■ **Job**
Reproduce the listing below exactly, minus its pictures.
>> begin
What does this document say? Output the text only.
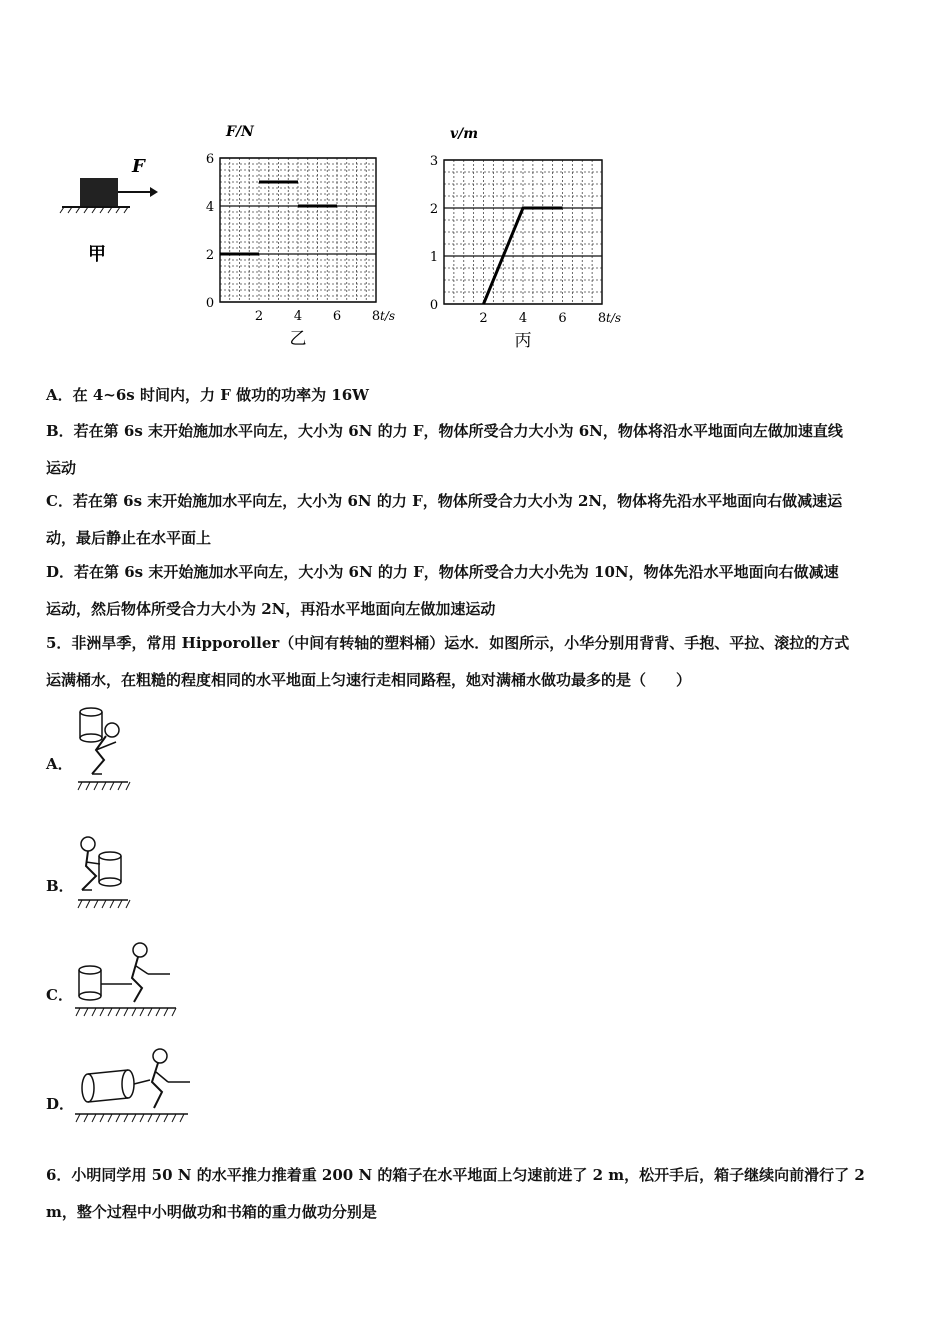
F
甲
2 4 6 8
0
2
4
6
F/N
t/s
乙
2 4 6 8
0
1
2
3
v/m
t/s
丙
A．在 4~6s 时间内，力 F 做功的功率为 16W
B．若在第 6s 末开始施加水平向左，大小为 6N 的力 F，物体所受合力大小为 6N，物体将沿水平地面向左做加速直线
运动
C．若在第 6s 末开始施加水平向左，大小为 6N 的力 F，物体所受合力大小为 2N，物体将先沿水平地面向右做减速运
动，最后静止在水平面上
D．若在第 6s 末开始施加水平向左，大小为 6N 的力 F，物体所受合力大小先为 10N，物体先沿水平地面向右做减速
运动，然后物体所受合力大小为 2N，再沿水平地面向左做加速运动
5．非洲旱季，常用 Hipporoller（中间有转轴的塑料桶）运水．如图所示，小华分别用背背、手抱、平拉、滚拉的方式
运满桶水，在粗糙的程度相同的水平地面上匀速行走相同路程，她对满桶水做功最多的是（　　）
A．
B．
C．
D．
6．小明同学用 50 N 的水平推力推着重 200 N 的箱子在水平地面上匀速前进了 2 m，松开手后，箱子继续向前滑行了 2
m，整个过程中小明做功和书箱的重力做功分别是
>> end
■ **Exercise solution**
What does this document say? Output the text only.
F
甲
2 4 6 8
0
2
4
6
F/N
t/s
乙
2 4 6 8
0
1
2
3
v/m
t/s
丙
A．在 4~6s 时间内，力 F 做功的功率为 16W
B．若在第 6s 末开始施加水平向左，大小为 6N 的力 F，物体所受合力大小为 6N，物体将沿水平地面向左做加速直线
运动
C．若在第 6s 末开始施加水平向左，大小为 6N 的力 F，物体所受合力大小为 2N，物体将先沿水平地面向右做减速运
动，最后静止在水平面上
D．若在第 6s 末开始施加水平向左，大小为 6N 的力 F，物体所受合力大小先为 10N，物体先沿水平地面向右做减速
运动，然后物体所受合力大小为 2N，再沿水平地面向左做加速运动
5．非洲旱季，常用 Hipporoller（中间有转轴的塑料桶）运水．如图所示，小华分别用背背、手抱、平拉、滚拉的方式
运满桶水，在粗糙的程度相同的水平地面上匀速行走相同路程，她对满桶水做功最多的是（　　）
A．
B．
C．
D．
6．小明同学用 50 N 的水平推力推着重 200 N 的箱子在水平地面上匀速前进了 2 m，松开手后，箱子继续向前滑行了 2
m，整个过程中小明做功和书箱的重力做功分别是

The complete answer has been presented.